> **YOUR OBJECTIVE**
Give the number of lines in the data that hold the string "CVRP". Nothing else is needed.
─── TASK MATERIAL
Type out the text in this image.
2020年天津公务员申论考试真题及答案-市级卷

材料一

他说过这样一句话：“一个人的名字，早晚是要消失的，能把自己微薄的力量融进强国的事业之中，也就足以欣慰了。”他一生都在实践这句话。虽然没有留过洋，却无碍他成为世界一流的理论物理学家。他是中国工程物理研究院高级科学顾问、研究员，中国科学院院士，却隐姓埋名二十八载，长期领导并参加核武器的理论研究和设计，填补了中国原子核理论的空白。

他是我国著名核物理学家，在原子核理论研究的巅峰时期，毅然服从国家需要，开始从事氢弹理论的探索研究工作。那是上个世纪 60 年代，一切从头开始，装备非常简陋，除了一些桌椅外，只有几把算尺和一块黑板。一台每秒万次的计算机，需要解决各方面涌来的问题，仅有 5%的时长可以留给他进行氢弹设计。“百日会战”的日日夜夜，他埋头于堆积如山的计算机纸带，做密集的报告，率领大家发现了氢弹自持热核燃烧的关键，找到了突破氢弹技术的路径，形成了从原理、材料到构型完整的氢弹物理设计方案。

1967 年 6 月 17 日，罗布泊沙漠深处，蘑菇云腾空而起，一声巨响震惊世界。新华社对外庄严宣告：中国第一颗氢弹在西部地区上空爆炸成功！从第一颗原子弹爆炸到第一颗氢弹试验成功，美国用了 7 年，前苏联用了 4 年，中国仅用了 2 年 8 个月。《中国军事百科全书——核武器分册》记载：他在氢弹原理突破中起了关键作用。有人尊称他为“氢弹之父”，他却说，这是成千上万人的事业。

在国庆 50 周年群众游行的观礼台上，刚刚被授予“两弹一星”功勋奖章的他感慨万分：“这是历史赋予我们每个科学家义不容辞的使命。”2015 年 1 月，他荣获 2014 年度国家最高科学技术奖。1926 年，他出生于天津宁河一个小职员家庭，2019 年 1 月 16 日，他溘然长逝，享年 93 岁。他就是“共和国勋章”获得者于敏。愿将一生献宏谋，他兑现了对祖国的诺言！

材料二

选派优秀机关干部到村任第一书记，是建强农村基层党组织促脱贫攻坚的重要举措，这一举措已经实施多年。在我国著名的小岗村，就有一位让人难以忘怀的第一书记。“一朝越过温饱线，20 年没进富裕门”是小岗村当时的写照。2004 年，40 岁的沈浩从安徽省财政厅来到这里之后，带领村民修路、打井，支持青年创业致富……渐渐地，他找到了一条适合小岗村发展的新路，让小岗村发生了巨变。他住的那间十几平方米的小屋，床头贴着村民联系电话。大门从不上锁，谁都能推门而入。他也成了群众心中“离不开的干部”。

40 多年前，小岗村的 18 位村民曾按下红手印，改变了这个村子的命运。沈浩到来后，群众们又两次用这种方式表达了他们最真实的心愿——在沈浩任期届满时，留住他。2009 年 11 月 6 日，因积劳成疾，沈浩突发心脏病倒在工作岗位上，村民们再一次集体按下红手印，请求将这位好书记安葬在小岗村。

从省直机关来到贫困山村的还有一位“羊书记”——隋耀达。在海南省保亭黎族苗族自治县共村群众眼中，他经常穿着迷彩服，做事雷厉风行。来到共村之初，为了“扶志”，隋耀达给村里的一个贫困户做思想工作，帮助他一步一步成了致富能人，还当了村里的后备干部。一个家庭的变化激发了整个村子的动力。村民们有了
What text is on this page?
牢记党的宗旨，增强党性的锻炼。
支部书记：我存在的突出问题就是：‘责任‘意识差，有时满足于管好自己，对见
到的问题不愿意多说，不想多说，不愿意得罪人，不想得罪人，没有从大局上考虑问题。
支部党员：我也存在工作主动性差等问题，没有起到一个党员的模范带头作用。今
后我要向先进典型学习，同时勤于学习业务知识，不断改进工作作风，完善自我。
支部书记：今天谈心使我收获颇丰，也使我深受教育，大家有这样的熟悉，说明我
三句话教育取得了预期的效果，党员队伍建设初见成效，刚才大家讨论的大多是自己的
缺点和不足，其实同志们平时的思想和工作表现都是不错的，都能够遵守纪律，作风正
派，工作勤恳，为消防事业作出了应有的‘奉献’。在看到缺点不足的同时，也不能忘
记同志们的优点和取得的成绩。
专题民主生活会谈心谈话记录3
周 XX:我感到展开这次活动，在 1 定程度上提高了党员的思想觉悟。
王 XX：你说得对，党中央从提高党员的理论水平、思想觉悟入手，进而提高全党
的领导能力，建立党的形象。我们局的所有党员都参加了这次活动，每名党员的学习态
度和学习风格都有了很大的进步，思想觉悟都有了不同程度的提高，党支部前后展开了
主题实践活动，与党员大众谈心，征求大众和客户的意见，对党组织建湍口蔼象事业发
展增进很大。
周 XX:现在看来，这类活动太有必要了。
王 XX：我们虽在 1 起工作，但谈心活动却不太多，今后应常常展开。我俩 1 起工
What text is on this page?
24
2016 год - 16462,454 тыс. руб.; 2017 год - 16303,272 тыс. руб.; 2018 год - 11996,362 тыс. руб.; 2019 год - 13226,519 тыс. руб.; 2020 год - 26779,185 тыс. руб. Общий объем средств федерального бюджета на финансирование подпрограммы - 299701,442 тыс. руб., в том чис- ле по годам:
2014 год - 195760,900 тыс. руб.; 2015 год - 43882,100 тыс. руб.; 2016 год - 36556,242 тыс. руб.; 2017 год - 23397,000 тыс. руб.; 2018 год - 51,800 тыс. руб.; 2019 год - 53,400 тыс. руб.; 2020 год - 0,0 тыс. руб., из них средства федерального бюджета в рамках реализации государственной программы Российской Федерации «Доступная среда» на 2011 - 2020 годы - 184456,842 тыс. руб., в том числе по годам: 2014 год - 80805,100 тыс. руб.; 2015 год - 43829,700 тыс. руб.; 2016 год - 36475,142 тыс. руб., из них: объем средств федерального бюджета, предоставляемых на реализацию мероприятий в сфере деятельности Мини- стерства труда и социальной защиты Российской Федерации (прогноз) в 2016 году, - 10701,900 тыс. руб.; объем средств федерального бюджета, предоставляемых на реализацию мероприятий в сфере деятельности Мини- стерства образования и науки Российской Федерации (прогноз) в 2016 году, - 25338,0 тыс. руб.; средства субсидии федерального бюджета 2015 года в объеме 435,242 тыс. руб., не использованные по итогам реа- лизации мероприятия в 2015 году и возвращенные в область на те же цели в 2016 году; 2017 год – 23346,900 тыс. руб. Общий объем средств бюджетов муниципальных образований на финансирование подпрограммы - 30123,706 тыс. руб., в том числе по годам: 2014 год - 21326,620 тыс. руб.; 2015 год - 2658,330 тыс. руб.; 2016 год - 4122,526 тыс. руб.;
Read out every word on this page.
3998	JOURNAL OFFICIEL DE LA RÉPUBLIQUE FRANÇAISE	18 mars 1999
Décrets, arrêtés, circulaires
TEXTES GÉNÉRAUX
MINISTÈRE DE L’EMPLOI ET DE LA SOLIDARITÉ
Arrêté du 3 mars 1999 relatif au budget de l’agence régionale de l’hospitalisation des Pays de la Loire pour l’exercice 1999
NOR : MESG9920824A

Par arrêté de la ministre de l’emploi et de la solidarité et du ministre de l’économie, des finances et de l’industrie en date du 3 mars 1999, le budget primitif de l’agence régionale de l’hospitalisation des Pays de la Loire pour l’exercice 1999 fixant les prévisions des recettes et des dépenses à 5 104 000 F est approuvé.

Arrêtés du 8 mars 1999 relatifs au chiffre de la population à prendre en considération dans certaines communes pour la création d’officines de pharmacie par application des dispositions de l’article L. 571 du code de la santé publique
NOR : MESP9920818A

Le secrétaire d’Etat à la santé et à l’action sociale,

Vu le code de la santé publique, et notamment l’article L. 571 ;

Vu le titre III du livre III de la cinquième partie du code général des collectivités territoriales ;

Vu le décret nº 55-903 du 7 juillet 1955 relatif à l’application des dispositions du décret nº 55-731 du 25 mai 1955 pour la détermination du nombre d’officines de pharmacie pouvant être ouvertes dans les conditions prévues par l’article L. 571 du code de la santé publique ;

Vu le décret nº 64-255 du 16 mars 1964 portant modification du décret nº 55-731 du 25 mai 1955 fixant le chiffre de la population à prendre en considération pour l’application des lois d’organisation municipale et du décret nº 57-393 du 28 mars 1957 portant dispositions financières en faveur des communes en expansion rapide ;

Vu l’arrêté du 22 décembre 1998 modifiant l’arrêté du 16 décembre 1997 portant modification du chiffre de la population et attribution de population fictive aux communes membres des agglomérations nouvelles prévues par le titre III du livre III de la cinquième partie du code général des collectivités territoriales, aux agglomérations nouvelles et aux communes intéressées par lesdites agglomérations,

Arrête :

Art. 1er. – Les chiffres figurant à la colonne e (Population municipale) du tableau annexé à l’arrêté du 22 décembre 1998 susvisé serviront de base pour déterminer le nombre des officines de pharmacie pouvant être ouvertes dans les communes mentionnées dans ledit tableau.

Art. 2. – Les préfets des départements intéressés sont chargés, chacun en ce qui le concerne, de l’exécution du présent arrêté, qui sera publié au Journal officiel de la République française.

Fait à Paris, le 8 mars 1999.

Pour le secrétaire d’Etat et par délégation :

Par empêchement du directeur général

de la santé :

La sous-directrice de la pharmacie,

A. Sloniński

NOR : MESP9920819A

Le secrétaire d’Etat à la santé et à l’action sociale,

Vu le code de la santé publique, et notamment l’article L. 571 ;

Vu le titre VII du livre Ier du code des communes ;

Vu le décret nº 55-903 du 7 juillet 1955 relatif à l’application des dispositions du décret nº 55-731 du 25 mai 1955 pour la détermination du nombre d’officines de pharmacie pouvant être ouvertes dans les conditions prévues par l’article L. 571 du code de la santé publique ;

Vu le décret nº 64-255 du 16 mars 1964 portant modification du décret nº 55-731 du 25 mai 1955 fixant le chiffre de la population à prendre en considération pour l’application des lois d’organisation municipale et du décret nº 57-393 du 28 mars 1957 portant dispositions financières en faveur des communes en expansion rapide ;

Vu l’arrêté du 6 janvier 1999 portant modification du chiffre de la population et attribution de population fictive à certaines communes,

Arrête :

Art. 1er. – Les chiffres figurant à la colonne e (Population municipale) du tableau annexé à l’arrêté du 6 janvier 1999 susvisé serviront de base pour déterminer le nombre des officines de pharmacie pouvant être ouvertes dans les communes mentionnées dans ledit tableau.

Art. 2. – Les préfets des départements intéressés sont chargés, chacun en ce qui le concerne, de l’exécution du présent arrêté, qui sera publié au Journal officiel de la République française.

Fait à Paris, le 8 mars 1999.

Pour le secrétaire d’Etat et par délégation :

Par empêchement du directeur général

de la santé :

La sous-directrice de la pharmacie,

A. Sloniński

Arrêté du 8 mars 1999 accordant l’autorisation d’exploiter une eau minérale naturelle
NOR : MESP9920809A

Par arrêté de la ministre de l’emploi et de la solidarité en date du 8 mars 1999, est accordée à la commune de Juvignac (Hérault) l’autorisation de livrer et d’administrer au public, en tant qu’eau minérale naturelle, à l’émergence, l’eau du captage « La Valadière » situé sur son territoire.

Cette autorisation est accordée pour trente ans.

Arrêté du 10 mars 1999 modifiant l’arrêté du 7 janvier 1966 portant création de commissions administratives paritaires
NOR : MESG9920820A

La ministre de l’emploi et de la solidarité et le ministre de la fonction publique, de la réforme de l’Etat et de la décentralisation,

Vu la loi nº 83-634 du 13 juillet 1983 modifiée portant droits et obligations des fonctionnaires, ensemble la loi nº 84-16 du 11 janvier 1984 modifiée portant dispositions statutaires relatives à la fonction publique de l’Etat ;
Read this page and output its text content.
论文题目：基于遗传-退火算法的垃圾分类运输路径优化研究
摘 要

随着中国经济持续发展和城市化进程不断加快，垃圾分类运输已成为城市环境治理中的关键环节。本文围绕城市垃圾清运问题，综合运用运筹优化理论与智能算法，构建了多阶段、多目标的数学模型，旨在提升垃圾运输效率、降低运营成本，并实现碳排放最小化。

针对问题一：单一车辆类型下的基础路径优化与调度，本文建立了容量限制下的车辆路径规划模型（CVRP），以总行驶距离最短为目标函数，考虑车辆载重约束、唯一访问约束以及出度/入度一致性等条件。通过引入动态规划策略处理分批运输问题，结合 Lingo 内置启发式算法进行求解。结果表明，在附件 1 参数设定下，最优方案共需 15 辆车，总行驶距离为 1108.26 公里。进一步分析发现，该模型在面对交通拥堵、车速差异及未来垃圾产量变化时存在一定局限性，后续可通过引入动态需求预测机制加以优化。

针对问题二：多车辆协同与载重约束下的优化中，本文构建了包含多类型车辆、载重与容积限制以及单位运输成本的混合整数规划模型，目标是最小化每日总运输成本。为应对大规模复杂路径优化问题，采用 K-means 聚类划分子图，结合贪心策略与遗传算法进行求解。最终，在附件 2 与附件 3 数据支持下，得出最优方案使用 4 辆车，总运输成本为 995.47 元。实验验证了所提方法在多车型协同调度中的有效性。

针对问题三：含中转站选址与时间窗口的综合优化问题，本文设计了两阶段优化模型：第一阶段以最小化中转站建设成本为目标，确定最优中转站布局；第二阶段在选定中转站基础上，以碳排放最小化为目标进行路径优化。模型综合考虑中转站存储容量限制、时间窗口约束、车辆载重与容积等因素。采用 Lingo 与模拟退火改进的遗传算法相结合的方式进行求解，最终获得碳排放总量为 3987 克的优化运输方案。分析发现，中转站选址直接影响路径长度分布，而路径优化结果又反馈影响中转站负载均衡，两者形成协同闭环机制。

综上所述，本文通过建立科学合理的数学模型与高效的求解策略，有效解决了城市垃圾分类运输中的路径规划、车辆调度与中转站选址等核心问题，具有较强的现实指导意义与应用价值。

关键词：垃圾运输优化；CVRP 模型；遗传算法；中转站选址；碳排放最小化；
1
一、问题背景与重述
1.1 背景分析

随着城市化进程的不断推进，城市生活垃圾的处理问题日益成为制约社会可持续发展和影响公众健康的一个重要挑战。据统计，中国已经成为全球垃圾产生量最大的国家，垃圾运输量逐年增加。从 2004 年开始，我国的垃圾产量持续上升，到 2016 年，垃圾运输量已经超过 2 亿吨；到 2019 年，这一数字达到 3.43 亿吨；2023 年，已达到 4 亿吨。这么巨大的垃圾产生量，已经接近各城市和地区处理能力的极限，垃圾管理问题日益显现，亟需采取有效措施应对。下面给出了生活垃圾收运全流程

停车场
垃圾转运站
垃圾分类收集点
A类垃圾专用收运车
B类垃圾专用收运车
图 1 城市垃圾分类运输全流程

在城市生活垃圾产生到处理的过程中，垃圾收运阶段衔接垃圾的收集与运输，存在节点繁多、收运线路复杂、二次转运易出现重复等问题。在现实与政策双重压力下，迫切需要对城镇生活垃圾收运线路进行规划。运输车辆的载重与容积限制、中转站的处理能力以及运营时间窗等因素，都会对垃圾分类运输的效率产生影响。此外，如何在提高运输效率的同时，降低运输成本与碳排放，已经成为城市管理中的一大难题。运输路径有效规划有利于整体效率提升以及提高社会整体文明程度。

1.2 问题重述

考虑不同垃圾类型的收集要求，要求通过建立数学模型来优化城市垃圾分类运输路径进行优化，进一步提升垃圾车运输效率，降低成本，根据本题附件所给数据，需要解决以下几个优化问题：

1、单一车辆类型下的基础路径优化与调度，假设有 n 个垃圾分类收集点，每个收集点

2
──────
> **ANSWER TO THE EXERCISE**
2